All of the records listed below should be retyped exactly.

[Dataset items]
-- -- --
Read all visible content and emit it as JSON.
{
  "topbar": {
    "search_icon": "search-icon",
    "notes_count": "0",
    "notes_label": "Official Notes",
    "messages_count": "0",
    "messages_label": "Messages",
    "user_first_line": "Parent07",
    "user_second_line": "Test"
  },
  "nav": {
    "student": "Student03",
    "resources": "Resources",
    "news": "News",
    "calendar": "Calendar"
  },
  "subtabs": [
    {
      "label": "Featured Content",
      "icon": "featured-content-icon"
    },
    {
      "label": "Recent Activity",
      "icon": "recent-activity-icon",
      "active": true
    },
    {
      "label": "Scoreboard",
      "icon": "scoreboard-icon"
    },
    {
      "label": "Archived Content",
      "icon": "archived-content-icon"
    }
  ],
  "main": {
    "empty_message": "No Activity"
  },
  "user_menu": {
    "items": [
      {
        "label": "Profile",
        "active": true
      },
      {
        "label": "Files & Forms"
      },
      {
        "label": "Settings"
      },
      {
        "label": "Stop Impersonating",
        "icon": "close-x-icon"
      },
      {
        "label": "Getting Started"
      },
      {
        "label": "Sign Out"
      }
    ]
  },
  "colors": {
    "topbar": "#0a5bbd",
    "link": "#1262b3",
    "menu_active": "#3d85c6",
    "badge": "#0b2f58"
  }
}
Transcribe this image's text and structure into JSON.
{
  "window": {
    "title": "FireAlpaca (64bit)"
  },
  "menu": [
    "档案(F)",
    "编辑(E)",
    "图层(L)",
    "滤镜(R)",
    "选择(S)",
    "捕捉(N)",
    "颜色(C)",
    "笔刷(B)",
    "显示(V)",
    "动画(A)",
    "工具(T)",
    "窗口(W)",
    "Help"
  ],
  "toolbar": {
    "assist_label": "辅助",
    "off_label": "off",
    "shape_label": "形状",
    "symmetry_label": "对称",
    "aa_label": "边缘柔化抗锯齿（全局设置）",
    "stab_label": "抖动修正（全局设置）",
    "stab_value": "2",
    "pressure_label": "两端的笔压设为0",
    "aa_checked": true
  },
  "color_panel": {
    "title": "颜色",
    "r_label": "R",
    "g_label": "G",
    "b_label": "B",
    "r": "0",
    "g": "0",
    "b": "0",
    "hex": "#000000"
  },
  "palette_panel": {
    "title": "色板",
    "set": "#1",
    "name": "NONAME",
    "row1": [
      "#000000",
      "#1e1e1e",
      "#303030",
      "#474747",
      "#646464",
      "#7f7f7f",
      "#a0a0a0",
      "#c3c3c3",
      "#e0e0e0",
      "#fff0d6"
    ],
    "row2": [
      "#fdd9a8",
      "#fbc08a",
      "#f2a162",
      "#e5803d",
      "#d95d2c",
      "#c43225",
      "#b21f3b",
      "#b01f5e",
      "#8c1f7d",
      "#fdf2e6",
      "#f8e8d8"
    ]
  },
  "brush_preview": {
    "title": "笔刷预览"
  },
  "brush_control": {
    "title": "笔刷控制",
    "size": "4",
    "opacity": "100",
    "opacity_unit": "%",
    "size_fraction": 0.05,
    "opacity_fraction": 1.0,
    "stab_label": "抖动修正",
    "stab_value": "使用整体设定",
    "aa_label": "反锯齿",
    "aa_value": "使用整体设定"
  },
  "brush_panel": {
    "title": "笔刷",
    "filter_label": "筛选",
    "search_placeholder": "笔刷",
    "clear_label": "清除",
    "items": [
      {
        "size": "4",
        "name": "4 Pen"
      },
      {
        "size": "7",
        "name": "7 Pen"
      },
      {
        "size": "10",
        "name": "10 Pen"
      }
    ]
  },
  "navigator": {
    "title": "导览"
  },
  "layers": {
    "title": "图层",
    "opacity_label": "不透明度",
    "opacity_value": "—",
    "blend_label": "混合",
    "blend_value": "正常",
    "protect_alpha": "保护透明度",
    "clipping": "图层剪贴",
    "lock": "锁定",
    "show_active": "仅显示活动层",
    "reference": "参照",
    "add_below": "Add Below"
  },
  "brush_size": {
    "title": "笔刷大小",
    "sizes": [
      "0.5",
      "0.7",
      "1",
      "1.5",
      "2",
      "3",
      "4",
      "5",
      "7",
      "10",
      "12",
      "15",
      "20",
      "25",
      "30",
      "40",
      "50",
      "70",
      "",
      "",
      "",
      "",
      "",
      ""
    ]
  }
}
-- -- --
→ **Solution to this task**:
Read all visible content and emit it as JSON.
{
  "topbar": {
    "search_icon": "search-icon",
    "notes_count": "0",
    "notes_label": "Official Notes",
    "messages_count": "0",
    "messages_label": "Messages",
    "user_first_line": "Parent07",
    "user_second_line": "Test"
  },
  "nav": {
    "student": "Student03",
    "resources": "Resources",
    "news": "News",
    "calendar": "Calendar"
  },
  "subtabs": [
    {
      "label": "Featured Content",
      "icon": "featured-content-icon"
    },
    {
      "label": "Recent Activity",
      "icon": "recent-activity-icon",
      "active": true
    },
    {
      "label": "Scoreboard",
      "icon": "scoreboard-icon"
    },
    {
      "label": "Archived Content",
      "icon": "archived-content-icon"
    }
  ],
  "main": {
    "empty_message": "No Activity"
  },
  "user_menu": {
    "items": [
      {
        "label": "Profile",
        "active": true
      },
      {
        "label": "Files & Forms"
      },
      {
        "label": "Settings"
      },
      {
        "label": "Stop Impersonating",
        "icon": "close-x-icon"
      },
      {
        "label": "Getting Started"
      },
      {
        "label": "Sign Out"
      }
    ]
  },
  "colors": {
    "topbar": "#0a5bbd",
    "link": "#1262b3",
    "menu_active": "#3d85c6",
    "badge": "#0b2f58"
  }
}
Transcribe this image's text and structure into JSON.
{
  "window": {
    "title": "FireAlpaca (64bit)"
  },
  "menu": [
    "档案(F)",
    "编辑(E)",
    "图层(L)",
    "滤镜(R)",
    "选择(S)",
    "捕捉(N)",
    "颜色(C)",
    "笔刷(B)",
    "显示(V)",
    "动画(A)",
    "工具(T)",
    "窗口(W)",
    "Help"
  ],
  "toolbar": {
    "assist_label": "辅助",
    "off_label": "off",
    "shape_label": "形状",
    "symmetry_label": "对称",
    "aa_label": "边缘柔化抗锯齿（全局设置）",
    "stab_label": "抖动修正（全局设置）",
    "stab_value": "2",
    "pressure_label": "两端的笔压设为0",
    "aa_checked": true
  },
  "color_panel": {
    "title": "颜色",
    "r_label": "R",
    "g_label": "G",
    "b_label": "B",
    "r": "0",
    "g": "0",
    "b": "0",
    "hex": "#000000"
  },
  "palette_panel": {
    "title": "色板",
    "set": "#1",
    "name": "NONAME",
    "row1": [
      "#000000",
      "#1e1e1e",
      "#303030",
      "#474747",
      "#646464",
      "#7f7f7f",
      "#a0a0a0",
      "#c3c3c3",
      "#e0e0e0",
      "#fff0d6"
    ],
    "row2": [
      "#fdd9a8",
      "#fbc08a",
      "#f2a162",
      "#e5803d",
      "#d95d2c",
      "#c43225",
      "#b21f3b",
      "#b01f5e",
      "#8c1f7d",
      "#fdf2e6",
      "#f8e8d8"
    ]
  },
  "brush_preview": {
    "title": "笔刷预览"
  },
  "brush_control": {
    "title": "笔刷控制",
    "size": "4",
    "opacity": "100",
    "opacity_unit": "%",
    "size_fraction": 0.05,
    "opacity_fraction": 1.0,
    "stab_label": "抖动修正",
    "stab_value": "使用整体设定",
    "aa_label": "反锯齿",
    "aa_value": "使用整体设定"
  },
  "brush_panel": {
    "title": "笔刷",
    "filter_label": "筛选",
    "search_placeholder": "笔刷",
    "clear_label": "清除",
    "items": [
      {
        "size": "4",
        "name": "4 Pen"
      },
      {
        "size": "7",
        "name": "7 Pen"
      },
      {
        "size": "10",
        "name": "10 Pen"
      }
    ]
  },
  "navigator": {
    "title": "导览"
  },
  "layers": {
    "title": "图层",
    "opacity_label": "不透明度",
    "opacity_value": "—",
    "blend_label": "混合",
    "blend_value": "正常",
    "protect_alpha": "保护透明度",
    "clipping": "图层剪贴",
    "lock": "锁定",
    "show_active": "仅显示活动层",
    "reference": "参照",
    "add_below": "Add Below"
  },
  "brush_size": {
    "title": "笔刷大小",
    "sizes": [
      "0.5",
      "0.7",
      "1",
      "1.5",
      "2",
      "3",
      "4",
      "5",
      "7",
      "10",
      "12",
      "15",
      "20",
      "25",
      "30",
      "40",
      "50",
      "70",
      "",
      "",
      "",
      "",
      "",
      ""
    ]
  }
}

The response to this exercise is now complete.